DATA ROWS:

>> start

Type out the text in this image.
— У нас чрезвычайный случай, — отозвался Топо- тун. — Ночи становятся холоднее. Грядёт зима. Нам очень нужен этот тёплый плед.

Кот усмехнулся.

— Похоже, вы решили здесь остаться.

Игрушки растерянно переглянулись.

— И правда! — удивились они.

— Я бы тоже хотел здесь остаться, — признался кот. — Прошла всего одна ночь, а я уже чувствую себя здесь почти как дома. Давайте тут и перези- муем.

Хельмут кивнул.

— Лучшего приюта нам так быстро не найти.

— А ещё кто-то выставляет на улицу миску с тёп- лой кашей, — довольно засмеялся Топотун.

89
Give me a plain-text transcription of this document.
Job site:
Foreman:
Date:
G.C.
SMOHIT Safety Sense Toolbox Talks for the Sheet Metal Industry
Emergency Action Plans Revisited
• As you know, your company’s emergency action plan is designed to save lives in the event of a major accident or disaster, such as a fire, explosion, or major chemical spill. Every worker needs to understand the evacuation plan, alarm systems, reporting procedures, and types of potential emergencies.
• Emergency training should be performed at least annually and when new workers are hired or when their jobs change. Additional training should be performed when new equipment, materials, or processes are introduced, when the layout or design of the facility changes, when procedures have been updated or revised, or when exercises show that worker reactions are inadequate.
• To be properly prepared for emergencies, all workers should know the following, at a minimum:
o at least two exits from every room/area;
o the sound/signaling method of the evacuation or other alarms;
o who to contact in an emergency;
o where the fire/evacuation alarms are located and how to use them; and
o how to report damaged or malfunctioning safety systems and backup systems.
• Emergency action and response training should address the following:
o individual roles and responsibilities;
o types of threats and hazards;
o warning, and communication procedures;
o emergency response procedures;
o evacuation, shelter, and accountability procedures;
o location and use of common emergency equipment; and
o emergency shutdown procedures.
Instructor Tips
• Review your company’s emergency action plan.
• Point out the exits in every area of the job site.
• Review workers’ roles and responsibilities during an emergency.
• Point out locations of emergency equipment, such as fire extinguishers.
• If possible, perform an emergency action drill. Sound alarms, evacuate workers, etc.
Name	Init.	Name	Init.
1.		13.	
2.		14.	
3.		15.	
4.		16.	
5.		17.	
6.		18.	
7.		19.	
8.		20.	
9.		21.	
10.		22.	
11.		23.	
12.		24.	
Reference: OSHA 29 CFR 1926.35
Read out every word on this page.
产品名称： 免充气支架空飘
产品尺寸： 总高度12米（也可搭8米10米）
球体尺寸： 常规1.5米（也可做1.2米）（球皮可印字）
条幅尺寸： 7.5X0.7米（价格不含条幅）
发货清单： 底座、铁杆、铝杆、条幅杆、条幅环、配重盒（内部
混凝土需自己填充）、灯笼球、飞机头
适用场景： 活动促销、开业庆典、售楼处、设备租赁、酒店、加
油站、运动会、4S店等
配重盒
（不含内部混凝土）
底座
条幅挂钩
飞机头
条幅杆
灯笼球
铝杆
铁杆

>> end

AIM:
Write out the entire listing exactly.

EXERCISE ANSWER:
Type out the text in this image.
— У нас чрезвычайный случай, — отозвался Топо- тун. — Ночи становятся холоднее. Грядёт зима. Нам очень нужен этот тёплый плед.

Кот усмехнулся.

— Похоже, вы решили здесь остаться.

Игрушки растерянно переглянулись.

— И правда! — удивились они.

— Я бы тоже хотел здесь остаться, — признался кот. — Прошла всего одна ночь, а я уже чувствую себя здесь почти как дома. Давайте тут и перези- муем.

Хельмут кивнул.

— Лучшего приюта нам так быстро не найти.

— А ещё кто-то выставляет на улицу миску с тёп- лой кашей, — довольно засмеялся Топотун.

89
Give me a plain-text transcription of this document.
Job site:
Foreman:
Date:
G.C.
SMOHIT Safety Sense Toolbox Talks for the Sheet Metal Industry
Emergency Action Plans Revisited
• As you know, your company’s emergency action plan is designed to save lives in the event of a major accident or disaster, such as a fire, explosion, or major chemical spill. Every worker needs to understand the evacuation plan, alarm systems, reporting procedures, and types of potential emergencies.
• Emergency training should be performed at least annually and when new workers are hired or when their jobs change. Additional training should be performed when new equipment, materials, or processes are introduced, when the layout or design of the facility changes, when procedures have been updated or revised, or when exercises show that worker reactions are inadequate.
• To be properly prepared for emergencies, all workers should know the following, at a minimum:
o at least two exits from every room/area;
o the sound/signaling method of the evacuation or other alarms;
o who to contact in an emergency;
o where the fire/evacuation alarms are located and how to use them; and
o how to report damaged or malfunctioning safety systems and backup systems.
• Emergency action and response training should address the following:
o individual roles and responsibilities;
o types of threats and hazards;
o warning, and communication procedures;
o emergency response procedures;
o evacuation, shelter, and accountability procedures;
o location and use of common emergency equipment; and
o emergency shutdown procedures.
Instructor Tips
• Review your company’s emergency action plan.
• Point out the exits in every area of the job site.
• Review workers’ roles and responsibilities during an emergency.
• Point out locations of emergency equipment, such as fire extinguishers.
• If possible, perform an emergency action drill. Sound alarms, evacuate workers, etc.
Name	Init.	Name	Init.
1.		13.	
2.		14.	
3.		15.	
4.		16.	
5.		17.	
6.		18.	
7.		19.	
8.		20.	
9.		21.	
10.		22.	
11.		23.	
12.		24.	
Reference: OSHA 29 CFR 1926.35
Read out every word on this page.
产品名称： 免充气支架空飘
产品尺寸： 总高度12米（也可搭8米10米）
球体尺寸： 常规1.5米（也可做1.2米）（球皮可印字）
条幅尺寸： 7.5X0.7米（价格不含条幅）
发货清单： 底座、铁杆、铝杆、条幅杆、条幅环、配重盒（内部
混凝土需自己填充）、灯笼球、飞机头
适用场景： 活动促销、开业庆典、售楼处、设备租赁、酒店、加
油站、运动会、4S店等
配重盒
（不含内部混凝土）
底座
条幅挂钩
飞机头
条幅杆
灯笼球
铝杆
铁杆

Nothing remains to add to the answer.